• Work required
Copy each line in the data that includes the word "SDTVAR".

[Dataset records]
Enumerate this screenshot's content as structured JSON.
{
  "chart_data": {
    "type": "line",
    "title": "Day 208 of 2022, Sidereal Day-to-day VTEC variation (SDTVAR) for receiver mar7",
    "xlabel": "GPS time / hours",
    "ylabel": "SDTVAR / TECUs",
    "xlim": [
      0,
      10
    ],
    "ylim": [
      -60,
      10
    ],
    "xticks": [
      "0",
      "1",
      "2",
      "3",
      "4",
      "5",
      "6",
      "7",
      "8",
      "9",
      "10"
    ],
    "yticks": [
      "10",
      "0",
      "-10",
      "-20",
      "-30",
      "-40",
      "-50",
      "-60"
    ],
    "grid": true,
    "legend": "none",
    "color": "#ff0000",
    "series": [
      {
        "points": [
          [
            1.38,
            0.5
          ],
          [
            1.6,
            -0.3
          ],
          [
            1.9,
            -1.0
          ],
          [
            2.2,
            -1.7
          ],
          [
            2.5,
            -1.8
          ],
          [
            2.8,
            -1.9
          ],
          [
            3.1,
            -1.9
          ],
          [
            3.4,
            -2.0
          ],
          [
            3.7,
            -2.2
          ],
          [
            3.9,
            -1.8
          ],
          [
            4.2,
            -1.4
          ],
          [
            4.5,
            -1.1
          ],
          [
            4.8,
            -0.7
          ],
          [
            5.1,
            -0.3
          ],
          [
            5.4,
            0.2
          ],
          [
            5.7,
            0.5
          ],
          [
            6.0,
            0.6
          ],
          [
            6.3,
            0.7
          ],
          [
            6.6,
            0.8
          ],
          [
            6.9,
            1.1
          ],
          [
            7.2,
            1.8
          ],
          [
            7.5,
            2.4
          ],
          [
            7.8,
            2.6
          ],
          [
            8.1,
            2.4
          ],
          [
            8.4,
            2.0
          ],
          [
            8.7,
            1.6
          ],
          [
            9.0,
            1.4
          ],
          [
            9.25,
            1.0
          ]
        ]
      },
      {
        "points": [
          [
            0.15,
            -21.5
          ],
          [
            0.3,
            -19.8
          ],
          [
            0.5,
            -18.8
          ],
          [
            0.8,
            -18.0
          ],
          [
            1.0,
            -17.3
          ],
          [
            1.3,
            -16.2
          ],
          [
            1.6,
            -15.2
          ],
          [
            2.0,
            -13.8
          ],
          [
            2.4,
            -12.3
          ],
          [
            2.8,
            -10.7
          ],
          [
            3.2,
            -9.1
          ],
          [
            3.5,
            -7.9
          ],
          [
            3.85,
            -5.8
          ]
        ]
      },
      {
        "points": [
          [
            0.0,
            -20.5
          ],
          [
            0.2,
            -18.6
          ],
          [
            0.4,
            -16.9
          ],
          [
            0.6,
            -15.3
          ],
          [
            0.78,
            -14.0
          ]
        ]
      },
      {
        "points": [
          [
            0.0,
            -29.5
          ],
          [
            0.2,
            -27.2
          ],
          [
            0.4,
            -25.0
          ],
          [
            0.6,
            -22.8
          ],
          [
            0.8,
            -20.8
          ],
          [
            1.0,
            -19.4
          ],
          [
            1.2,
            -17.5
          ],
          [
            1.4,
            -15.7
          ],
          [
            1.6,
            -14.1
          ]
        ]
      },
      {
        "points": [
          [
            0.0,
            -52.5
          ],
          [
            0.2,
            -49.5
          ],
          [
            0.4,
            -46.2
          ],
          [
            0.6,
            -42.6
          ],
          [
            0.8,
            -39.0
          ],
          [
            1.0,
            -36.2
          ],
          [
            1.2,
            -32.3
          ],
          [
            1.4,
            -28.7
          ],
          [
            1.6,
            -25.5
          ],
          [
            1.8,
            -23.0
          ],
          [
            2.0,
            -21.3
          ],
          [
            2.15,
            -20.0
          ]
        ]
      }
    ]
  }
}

• Task solution
    "title": "Day 208 of 2022, Sidereal Day-to-day VTEC variation (SDTVAR) for receiver mar7",
    "ylabel": "SDTVAR / TECUs",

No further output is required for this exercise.